* [Problem requirements]:
Write out every line of the material exactly as it appears.

A run of records

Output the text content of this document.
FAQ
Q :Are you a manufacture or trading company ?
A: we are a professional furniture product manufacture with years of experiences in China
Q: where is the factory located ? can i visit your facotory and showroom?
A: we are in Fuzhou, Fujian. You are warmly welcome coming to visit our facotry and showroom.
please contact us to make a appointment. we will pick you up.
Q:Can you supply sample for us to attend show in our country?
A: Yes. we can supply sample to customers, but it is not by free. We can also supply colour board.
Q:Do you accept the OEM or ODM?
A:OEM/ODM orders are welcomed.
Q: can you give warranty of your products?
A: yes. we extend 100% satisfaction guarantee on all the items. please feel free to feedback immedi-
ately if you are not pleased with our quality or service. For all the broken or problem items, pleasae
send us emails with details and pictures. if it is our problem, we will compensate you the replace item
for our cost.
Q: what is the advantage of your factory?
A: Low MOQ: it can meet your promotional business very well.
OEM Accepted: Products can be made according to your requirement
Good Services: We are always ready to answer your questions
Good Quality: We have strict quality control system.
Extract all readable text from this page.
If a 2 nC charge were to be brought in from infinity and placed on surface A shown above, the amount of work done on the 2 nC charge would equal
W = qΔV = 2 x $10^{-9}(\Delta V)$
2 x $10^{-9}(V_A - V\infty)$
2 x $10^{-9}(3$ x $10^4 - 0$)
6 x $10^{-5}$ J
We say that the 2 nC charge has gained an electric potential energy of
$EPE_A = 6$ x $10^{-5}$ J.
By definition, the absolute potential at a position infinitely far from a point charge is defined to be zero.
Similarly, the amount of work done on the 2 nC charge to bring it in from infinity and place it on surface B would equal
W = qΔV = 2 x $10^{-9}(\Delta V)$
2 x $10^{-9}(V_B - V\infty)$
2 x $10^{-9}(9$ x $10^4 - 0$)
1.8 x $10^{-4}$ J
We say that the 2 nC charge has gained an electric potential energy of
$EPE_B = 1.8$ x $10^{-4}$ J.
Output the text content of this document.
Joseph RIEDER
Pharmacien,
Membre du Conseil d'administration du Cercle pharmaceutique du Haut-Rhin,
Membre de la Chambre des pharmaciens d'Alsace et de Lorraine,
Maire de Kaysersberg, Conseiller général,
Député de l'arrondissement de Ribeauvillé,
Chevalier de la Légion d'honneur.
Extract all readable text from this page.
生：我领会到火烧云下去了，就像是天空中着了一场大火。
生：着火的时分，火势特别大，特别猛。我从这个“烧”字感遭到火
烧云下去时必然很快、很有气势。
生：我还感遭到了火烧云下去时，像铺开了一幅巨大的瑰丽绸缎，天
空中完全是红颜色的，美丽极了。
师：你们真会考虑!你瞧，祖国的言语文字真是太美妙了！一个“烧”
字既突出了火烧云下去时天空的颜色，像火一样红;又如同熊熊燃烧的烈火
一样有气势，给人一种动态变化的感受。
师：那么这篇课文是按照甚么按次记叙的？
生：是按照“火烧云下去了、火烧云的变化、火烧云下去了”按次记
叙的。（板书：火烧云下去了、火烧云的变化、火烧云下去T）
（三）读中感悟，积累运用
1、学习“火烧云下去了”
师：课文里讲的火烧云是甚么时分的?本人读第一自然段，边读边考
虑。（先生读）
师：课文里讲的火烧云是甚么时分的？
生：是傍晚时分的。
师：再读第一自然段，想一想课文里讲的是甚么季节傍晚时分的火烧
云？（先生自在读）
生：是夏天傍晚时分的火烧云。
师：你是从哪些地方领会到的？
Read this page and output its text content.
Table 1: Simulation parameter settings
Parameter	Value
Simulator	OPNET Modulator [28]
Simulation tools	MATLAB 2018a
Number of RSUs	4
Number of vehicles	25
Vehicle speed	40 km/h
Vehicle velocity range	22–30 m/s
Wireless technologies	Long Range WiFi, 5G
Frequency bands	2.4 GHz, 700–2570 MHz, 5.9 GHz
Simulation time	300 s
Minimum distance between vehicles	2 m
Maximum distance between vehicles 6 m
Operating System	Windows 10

* [Exercise response]:
Output the text content of this document.
FAQ
Q :Are you a manufacture or trading company ?
A: we are a professional furniture product manufacture with years of experiences in China
Q: where is the factory located ? can i visit your facotory and showroom?
A: we are in Fuzhou, Fujian. You are warmly welcome coming to visit our facotry and showroom.
please contact us to make a appointment. we will pick you up.
Q:Can you supply sample for us to attend show in our country?
A: Yes. we can supply sample to customers, but it is not by free. We can also supply colour board.
Q:Do you accept the OEM or ODM?
A:OEM/ODM orders are welcomed.
Q: can you give warranty of your products?
A: yes. we extend 100% satisfaction guarantee on all the items. please feel free to feedback immedi-
ately if you are not pleased with our quality or service. For all the broken or problem items, pleasae
send us emails with details and pictures. if it is our problem, we will compensate you the replace item
for our cost.
Q: what is the advantage of your factory?
A: Low MOQ: it can meet your promotional business very well.
OEM Accepted: Products can be made according to your requirement
Good Services: We are always ready to answer your questions
Good Quality: We have strict quality control system.
Extract all readable text from this page.
If a 2 nC charge were to be brought in from infinity and placed on surface A shown above, the amount of work done on the 2 nC charge would equal
W = qΔV = 2 x $10^{-9}(\Delta V)$
2 x $10^{-9}(V_A - V\infty)$
2 x $10^{-9}(3$ x $10^4 - 0$)
6 x $10^{-5}$ J
We say that the 2 nC charge has gained an electric potential energy of
$EPE_A = 6$ x $10^{-5}$ J.
By definition, the absolute potential at a position infinitely far from a point charge is defined to be zero.
Similarly, the amount of work done on the 2 nC charge to bring it in from infinity and place it on surface B would equal
W = qΔV = 2 x $10^{-9}(\Delta V)$
2 x $10^{-9}(V_B - V\infty)$
2 x $10^{-9}(9$ x $10^4 - 0$)
1.8 x $10^{-4}$ J
We say that the 2 nC charge has gained an electric potential energy of
$EPE_B = 1.8$ x $10^{-4}$ J.
Output the text content of this document.
Joseph RIEDER
Pharmacien,
Membre du Conseil d'administration du Cercle pharmaceutique du Haut-Rhin,
Membre de la Chambre des pharmaciens d'Alsace et de Lorraine,
Maire de Kaysersberg, Conseiller général,
Député de l'arrondissement de Ribeauvillé,
Chevalier de la Légion d'honneur.
Extract all readable text from this page.
生：我领会到火烧云下去了，就像是天空中着了一场大火。
生：着火的时分，火势特别大，特别猛。我从这个“烧”字感遭到火
烧云下去时必然很快、很有气势。
生：我还感遭到了火烧云下去时，像铺开了一幅巨大的瑰丽绸缎，天
空中完全是红颜色的，美丽极了。
师：你们真会考虑!你瞧，祖国的言语文字真是太美妙了！一个“烧”
字既突出了火烧云下去时天空的颜色，像火一样红;又如同熊熊燃烧的烈火
一样有气势，给人一种动态变化的感受。
师：那么这篇课文是按照甚么按次记叙的？
生：是按照“火烧云下去了、火烧云的变化、火烧云下去了”按次记
叙的。（板书：火烧云下去了、火烧云的变化、火烧云下去T）
（三）读中感悟，积累运用
1、学习“火烧云下去了”
师：课文里讲的火烧云是甚么时分的?本人读第一自然段，边读边考
虑。（先生读）
师：课文里讲的火烧云是甚么时分的？
生：是傍晚时分的。
师：再读第一自然段，想一想课文里讲的是甚么季节傍晚时分的火烧
云？（先生自在读）
生：是夏天傍晚时分的火烧云。
师：你是从哪些地方领会到的？
Read this page and output its text content.
Table 1: Simulation parameter settings
Parameter	Value
Simulator	OPNET Modulator [28]
Simulation tools	MATLAB 2018a
Number of RSUs	4
Number of vehicles	25
Vehicle speed	40 km/h
Vehicle velocity range	22–30 m/s
Wireless technologies	Long Range WiFi, 5G
Frequency bands	2.4 GHz, 700–2570 MHz, 5.9 GHz
Simulation time	300 s
Minimum distance between vehicles	2 m
Maximum distance between vehicles 6 m
Operating System	Windows 10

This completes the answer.